▽

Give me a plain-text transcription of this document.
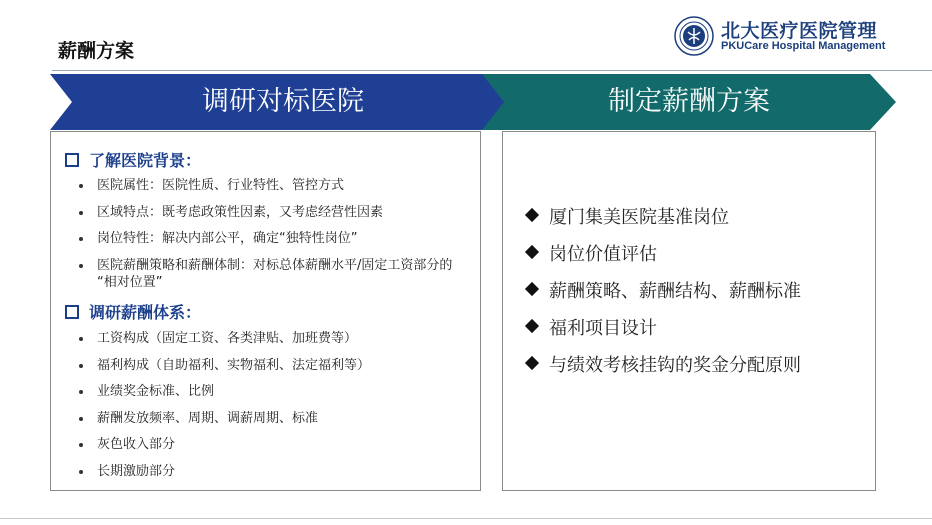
薪酬方案
北大医疗医院管理
PKUCare Hospital Management
调研对标医院	制定薪酬方案
了解医院背景：
医院属性：医院性质、行业特性、管控方式
区域特点：既考虑政策性因素，又考虑经营性因素
岗位特性：解决内部公平，确定“独特性岗位”
医院薪酬策略和薪酬体制：对标总体薪酬水平/固定工资部分的 “相对位置”
调研薪酬体系：
工资构成（固定工资、各类津贴、加班费等）
福利构成（自助福利、实物福利、法定福利等）
业绩奖金标准、比例
薪酬发放频率、周期、调薪周期、标准
灰色收入部分
长期激励部分
厦门集美医院基准岗位
岗位价值评估
薪酬策略、薪酬结构、薪酬标准
福利项目设计
与绩效考核挂钩的奖金分配原则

△

WHAT IS REQUIRED: Transcribe the whole listing, character for character, but not its images.

RESULT OF THE EXERCISE:
Give me a plain-text transcription of this document.
薪酬方案
北大医疗医院管理
PKUCare Hospital Management
调研对标医院	制定薪酬方案
了解医院背景：
医院属性：医院性质、行业特性、管控方式
区域特点：既考虑政策性因素，又考虑经营性因素
岗位特性：解决内部公平，确定“独特性岗位”
医院薪酬策略和薪酬体制：对标总体薪酬水平/固定工资部分的 “相对位置”
调研薪酬体系：
工资构成（固定工资、各类津贴、加班费等）
福利构成（自助福利、实物福利、法定福利等）
业绩奖金标准、比例
薪酬发放频率、周期、调薪周期、标准
灰色收入部分
长期激励部分
厦门集美医院基准岗位
岗位价值评估
薪酬策略、薪酬结构、薪酬标准
福利项目设计
与绩效考核挂钩的奖金分配原则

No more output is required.